------ The records

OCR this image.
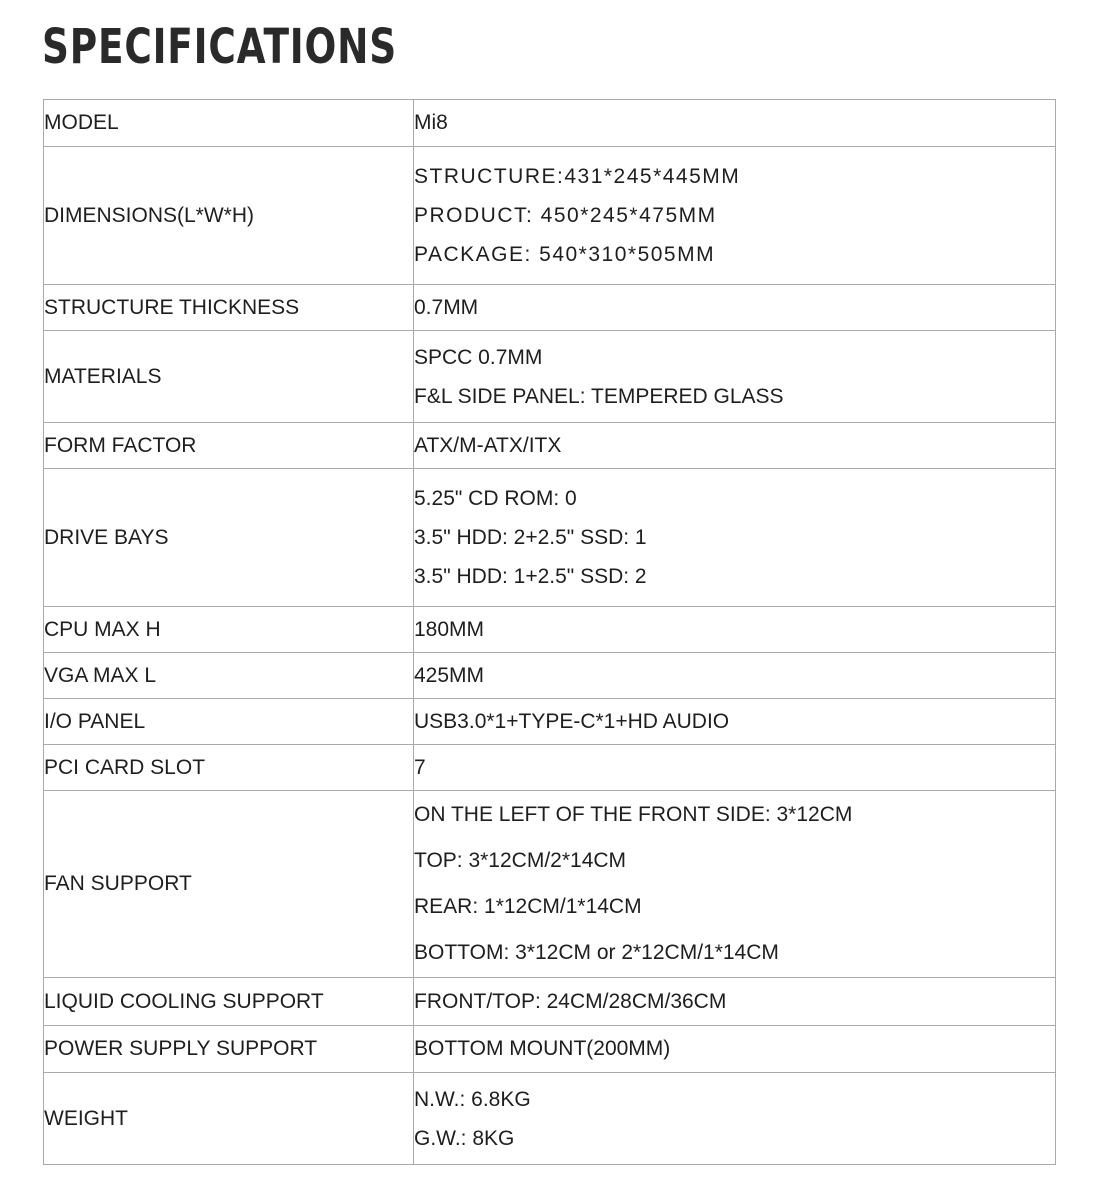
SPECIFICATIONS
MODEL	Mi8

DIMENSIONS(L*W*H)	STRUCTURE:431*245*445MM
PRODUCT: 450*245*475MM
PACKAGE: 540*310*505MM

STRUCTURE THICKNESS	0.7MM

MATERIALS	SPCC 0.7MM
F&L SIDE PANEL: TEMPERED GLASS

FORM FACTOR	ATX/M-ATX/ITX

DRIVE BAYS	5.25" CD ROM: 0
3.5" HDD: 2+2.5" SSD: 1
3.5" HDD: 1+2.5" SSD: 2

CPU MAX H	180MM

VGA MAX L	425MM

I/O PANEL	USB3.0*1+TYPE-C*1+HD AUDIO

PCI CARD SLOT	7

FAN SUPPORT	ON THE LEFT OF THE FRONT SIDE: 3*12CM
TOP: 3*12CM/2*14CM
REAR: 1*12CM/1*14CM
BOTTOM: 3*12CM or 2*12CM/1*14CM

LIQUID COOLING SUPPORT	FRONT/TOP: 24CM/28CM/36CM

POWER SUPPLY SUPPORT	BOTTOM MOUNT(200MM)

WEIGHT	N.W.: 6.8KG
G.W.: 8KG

------------
------ The records

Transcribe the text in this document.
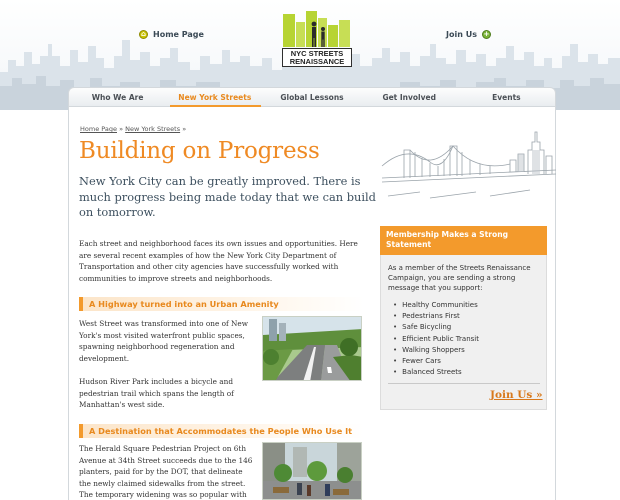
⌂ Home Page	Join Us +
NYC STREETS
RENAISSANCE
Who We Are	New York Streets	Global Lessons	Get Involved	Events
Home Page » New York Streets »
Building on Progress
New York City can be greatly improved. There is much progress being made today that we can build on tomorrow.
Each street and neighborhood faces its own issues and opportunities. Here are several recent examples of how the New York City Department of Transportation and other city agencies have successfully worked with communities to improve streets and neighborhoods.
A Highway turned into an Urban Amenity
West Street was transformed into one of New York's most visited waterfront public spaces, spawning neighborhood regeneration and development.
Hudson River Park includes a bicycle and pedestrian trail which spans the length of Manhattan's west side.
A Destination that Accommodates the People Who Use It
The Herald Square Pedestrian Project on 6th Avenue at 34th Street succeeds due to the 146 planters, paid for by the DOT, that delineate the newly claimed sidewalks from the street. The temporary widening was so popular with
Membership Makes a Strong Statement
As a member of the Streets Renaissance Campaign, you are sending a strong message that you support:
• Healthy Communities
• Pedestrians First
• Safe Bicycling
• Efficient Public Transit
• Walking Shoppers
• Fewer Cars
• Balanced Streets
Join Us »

------------

(Task description):
Extract lines where the string "that" occurs.

(Task response):
New York City can be greatly improved. There is much progress being made today that we can build on tomorrow.
A Destination that Accommodates the People Who Use It
The Herald Square Pedestrian Project on 6th Avenue at 34th Street succeeds due to the 146 planters, paid for by the DOT, that delineate the newly claimed sidewalks from the street. The temporary widening was so popular with
As a member of the Streets Renaissance Campaign, you are sending a strong message that you support:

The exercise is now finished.